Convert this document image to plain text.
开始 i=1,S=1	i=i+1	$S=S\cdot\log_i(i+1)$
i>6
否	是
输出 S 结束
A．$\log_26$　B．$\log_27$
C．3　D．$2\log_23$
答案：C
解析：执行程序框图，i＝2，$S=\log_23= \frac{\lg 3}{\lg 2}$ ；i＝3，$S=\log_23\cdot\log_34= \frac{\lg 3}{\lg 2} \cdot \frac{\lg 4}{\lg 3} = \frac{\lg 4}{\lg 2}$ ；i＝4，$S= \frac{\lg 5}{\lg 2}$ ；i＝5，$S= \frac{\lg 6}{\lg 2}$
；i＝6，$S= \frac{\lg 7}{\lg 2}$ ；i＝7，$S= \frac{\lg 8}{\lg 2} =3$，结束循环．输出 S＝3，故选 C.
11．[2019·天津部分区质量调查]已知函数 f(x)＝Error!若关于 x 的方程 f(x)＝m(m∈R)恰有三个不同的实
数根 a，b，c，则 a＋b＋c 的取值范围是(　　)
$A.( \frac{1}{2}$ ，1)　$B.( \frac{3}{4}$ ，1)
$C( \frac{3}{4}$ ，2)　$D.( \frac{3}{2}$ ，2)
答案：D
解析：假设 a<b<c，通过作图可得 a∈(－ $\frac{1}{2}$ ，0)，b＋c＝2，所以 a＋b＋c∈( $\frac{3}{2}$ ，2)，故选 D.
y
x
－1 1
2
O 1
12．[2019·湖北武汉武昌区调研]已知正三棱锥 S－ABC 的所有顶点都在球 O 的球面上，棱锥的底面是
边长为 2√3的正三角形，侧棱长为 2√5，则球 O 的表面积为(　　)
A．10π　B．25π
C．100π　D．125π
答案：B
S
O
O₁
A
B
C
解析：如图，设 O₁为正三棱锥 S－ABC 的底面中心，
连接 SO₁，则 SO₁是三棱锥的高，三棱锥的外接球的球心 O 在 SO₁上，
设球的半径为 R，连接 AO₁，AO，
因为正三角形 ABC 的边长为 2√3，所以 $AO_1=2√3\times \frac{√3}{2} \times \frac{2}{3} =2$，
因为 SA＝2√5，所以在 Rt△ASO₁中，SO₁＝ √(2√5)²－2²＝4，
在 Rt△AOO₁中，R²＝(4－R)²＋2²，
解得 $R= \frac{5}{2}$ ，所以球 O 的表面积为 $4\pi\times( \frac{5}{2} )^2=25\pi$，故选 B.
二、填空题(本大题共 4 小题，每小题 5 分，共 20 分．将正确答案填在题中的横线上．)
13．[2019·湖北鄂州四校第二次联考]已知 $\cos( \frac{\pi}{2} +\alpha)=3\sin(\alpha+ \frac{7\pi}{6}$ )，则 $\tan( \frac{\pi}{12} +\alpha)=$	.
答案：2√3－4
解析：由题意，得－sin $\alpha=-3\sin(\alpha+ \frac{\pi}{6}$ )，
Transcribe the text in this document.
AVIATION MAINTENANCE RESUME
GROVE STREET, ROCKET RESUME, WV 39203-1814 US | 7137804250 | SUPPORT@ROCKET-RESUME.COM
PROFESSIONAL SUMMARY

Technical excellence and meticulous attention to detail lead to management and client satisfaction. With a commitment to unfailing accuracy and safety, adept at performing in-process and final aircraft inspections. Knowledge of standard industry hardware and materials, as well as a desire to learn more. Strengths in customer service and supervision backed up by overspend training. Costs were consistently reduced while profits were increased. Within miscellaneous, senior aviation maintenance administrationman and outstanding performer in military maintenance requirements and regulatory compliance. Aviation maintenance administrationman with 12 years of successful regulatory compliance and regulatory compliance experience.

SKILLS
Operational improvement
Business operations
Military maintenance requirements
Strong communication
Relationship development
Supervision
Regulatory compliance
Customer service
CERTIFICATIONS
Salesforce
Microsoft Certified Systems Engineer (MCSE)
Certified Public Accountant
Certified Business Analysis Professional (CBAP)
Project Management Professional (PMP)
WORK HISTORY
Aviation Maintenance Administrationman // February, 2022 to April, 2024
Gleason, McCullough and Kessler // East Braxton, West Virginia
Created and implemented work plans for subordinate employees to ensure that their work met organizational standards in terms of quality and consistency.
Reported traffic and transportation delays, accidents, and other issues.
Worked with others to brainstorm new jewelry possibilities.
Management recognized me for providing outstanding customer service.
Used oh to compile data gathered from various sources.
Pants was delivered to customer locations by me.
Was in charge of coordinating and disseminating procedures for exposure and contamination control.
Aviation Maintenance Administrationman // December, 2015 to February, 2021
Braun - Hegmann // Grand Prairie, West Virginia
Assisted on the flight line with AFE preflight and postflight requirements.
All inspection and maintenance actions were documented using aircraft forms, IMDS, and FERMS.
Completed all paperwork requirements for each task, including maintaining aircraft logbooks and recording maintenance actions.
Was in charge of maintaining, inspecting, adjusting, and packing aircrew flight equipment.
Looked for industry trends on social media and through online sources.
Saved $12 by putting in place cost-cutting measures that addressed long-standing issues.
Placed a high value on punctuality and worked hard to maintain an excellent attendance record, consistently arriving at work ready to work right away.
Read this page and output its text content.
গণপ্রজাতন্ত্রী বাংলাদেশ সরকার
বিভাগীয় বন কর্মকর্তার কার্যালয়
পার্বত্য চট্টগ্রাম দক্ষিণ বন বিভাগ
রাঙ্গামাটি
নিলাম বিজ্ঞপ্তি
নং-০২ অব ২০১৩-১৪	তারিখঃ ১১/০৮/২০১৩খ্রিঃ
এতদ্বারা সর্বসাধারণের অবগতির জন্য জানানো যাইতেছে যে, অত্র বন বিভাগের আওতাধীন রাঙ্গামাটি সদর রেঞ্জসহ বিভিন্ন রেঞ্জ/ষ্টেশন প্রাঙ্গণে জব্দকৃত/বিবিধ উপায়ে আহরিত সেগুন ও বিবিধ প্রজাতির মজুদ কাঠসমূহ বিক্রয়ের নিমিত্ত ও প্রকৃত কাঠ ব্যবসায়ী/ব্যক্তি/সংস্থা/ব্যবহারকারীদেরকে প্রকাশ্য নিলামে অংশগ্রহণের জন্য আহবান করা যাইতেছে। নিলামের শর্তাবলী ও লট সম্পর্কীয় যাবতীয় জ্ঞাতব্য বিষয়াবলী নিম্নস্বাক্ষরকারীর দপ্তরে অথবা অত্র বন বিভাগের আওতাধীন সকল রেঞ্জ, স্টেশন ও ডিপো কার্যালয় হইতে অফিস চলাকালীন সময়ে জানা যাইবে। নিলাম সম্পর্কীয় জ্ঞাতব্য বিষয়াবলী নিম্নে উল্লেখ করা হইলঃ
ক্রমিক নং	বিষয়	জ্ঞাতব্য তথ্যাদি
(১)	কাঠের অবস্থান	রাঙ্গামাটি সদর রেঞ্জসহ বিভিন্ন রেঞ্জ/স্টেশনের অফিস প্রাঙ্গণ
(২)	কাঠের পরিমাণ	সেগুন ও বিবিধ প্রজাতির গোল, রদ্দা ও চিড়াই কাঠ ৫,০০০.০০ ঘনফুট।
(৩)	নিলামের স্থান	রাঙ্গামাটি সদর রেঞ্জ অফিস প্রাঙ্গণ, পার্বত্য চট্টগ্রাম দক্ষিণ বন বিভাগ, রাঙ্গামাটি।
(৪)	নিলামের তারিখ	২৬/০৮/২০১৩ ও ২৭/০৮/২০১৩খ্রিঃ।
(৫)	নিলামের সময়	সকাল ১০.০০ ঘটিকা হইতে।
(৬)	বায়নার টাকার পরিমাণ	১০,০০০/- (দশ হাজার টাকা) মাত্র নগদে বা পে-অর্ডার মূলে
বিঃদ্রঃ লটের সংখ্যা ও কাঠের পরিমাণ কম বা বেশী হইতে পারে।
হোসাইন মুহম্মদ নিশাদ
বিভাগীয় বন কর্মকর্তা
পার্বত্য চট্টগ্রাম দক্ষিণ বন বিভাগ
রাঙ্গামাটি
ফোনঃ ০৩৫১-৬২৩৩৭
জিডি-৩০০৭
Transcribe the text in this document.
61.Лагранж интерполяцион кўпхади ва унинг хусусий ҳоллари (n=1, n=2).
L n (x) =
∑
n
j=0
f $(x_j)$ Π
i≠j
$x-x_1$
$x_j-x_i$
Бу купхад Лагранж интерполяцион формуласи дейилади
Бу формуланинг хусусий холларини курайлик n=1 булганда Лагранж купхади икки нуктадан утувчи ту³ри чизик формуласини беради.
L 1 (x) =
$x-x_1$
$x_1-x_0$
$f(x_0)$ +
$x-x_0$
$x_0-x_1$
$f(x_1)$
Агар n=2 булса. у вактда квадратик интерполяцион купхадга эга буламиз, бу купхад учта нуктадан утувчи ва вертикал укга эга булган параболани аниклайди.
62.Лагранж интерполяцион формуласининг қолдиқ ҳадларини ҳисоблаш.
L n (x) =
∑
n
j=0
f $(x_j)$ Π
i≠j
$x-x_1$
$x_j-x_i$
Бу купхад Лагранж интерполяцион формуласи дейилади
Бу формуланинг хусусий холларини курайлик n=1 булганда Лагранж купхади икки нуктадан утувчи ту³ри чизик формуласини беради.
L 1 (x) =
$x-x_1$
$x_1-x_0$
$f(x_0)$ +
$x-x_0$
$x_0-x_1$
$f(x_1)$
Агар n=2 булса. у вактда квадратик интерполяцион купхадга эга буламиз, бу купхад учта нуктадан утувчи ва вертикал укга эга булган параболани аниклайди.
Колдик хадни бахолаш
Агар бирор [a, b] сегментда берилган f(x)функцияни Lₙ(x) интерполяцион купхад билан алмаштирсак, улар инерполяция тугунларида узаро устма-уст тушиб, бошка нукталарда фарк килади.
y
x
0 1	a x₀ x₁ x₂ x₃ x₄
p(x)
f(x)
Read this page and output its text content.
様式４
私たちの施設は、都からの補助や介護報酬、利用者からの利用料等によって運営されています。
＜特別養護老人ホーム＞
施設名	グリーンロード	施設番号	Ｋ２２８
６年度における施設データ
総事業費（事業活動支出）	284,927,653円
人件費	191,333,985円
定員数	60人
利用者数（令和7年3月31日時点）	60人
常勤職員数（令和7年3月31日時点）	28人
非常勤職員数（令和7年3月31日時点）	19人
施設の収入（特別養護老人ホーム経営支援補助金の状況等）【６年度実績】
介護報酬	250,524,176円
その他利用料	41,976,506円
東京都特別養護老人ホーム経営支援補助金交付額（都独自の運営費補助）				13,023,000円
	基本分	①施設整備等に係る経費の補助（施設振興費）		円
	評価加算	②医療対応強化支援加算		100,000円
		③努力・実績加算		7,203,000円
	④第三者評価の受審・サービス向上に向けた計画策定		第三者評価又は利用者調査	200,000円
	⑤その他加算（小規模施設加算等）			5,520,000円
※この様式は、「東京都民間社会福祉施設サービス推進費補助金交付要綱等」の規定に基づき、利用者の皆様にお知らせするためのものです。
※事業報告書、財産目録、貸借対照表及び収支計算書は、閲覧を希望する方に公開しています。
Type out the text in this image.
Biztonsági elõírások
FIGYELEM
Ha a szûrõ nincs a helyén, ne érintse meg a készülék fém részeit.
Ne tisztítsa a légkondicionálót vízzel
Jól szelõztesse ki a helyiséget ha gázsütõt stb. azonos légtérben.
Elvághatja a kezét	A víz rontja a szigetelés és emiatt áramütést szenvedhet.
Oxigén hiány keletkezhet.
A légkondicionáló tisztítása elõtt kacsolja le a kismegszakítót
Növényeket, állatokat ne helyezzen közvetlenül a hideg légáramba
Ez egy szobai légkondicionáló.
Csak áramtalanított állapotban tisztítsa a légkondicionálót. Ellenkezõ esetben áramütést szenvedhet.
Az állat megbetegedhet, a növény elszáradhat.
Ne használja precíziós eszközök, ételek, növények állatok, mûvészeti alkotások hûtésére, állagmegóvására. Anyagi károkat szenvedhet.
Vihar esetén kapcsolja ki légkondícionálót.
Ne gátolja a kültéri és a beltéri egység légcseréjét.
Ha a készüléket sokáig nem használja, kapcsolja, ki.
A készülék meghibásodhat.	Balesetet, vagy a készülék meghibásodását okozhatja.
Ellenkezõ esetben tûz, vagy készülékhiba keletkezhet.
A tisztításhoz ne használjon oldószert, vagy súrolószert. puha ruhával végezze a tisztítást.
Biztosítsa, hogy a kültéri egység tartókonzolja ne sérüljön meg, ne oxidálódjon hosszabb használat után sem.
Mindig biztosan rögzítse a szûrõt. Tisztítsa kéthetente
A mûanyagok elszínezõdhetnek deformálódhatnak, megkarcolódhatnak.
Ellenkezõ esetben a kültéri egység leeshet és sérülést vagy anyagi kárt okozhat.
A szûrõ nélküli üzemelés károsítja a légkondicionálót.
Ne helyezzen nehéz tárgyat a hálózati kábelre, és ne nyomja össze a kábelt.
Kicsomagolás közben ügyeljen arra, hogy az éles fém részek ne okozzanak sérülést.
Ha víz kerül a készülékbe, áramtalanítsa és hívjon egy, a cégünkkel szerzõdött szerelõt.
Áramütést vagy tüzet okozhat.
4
•••••
Check each line of the records for the word "légkondicionálót", and show the lines that contain it.

Ne tisztítsa a légkondicionálót vízzel
Csak áramtalanított állapotban tisztítsa a légkondicionálót. Ellenkezõ esetben áramütést szenvedhet.
A szûrõ nélküli üzemelés károsítja a légkondicionálót.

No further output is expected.